● YOUR TASK
Only the lines from the one with "Convert this document image to plain text." to the last line belong in your answer; write them out exactly and drop the pictures.

● DATASET ENTRIES
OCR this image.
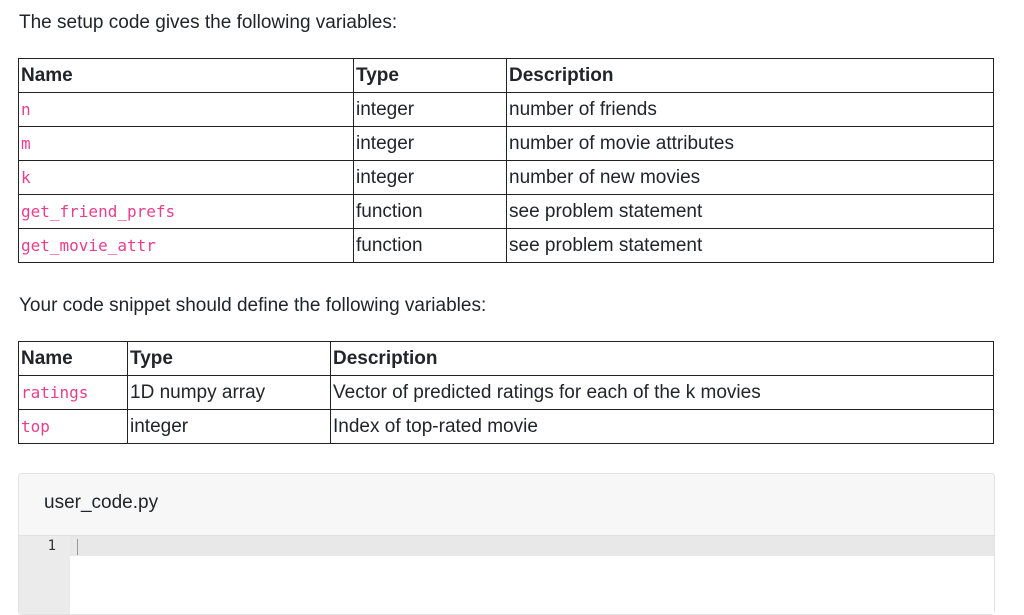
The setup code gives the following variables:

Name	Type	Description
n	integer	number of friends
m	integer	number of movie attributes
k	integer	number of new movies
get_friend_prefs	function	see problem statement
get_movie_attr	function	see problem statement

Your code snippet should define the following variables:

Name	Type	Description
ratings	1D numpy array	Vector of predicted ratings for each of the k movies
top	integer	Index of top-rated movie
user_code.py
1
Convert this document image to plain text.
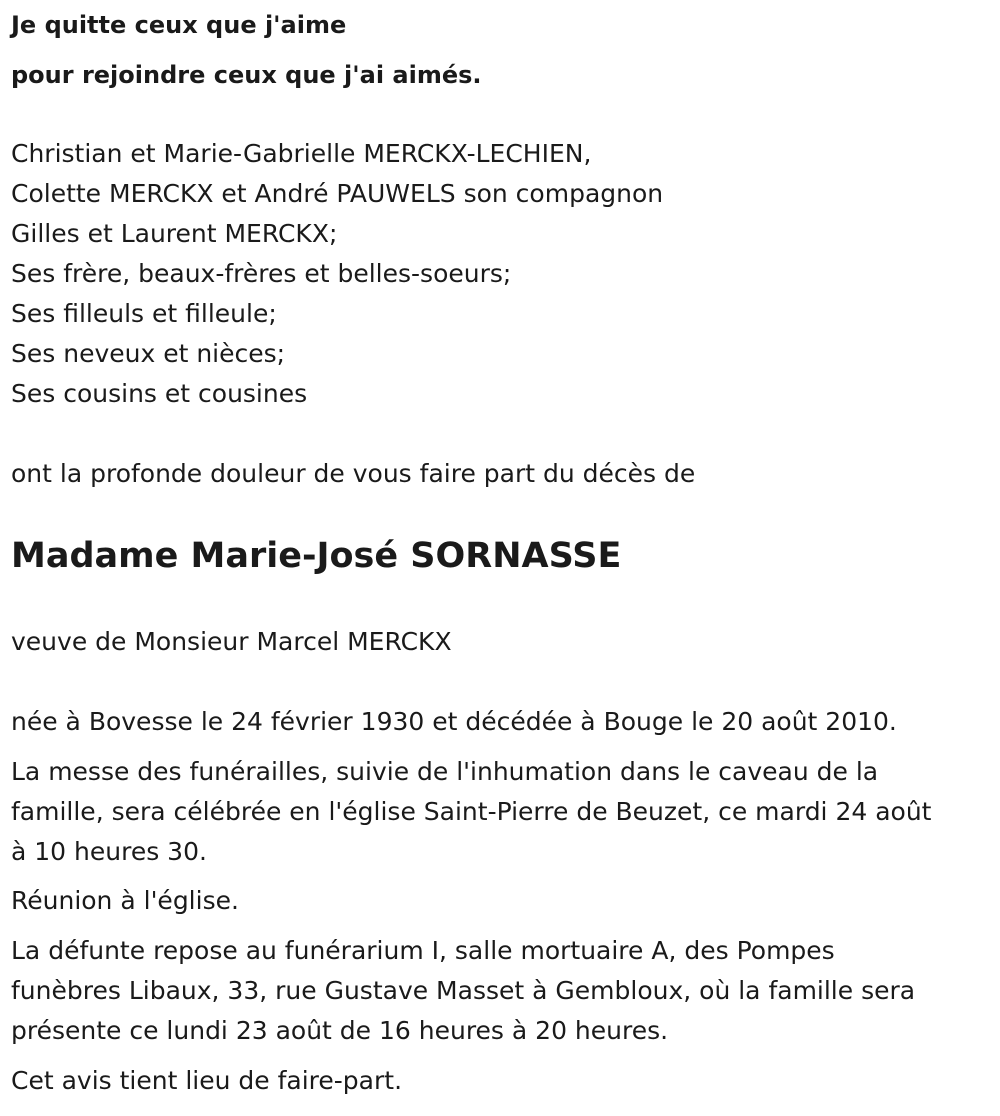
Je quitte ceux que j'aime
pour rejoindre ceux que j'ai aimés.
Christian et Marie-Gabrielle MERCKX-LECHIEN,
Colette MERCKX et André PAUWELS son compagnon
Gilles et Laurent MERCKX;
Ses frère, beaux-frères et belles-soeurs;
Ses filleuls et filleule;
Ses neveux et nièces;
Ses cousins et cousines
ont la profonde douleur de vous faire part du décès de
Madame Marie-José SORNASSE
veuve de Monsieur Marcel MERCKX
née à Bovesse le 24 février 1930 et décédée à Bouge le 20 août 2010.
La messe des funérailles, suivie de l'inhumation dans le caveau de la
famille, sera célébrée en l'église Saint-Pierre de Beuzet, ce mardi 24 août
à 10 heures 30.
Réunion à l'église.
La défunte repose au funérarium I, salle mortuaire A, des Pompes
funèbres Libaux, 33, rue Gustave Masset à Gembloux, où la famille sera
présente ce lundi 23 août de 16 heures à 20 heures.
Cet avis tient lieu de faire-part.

● ANSWER IN FULL
Convert this document image to plain text.
Je quitte ceux que j'aime
pour rejoindre ceux que j'ai aimés.
Christian et Marie-Gabrielle MERCKX-LECHIEN,
Colette MERCKX et André PAUWELS son compagnon
Gilles et Laurent MERCKX;
Ses frère, beaux-frères et belles-soeurs;
Ses filleuls et filleule;
Ses neveux et nièces;
Ses cousins et cousines
ont la profonde douleur de vous faire part du décès de
Madame Marie-José SORNASSE
veuve de Monsieur Marcel MERCKX
née à Bovesse le 24 février 1930 et décédée à Bouge le 20 août 2010.
La messe des funérailles, suivie de l'inhumation dans le caveau de la
famille, sera célébrée en l'église Saint-Pierre de Beuzet, ce mardi 24 août
à 10 heures 30.
Réunion à l'église.
La défunte repose au funérarium I, salle mortuaire A, des Pompes
funèbres Libaux, 33, rue Gustave Masset à Gembloux, où la famille sera
présente ce lundi 23 août de 16 heures à 20 heures.
Cet avis tient lieu de faire-part.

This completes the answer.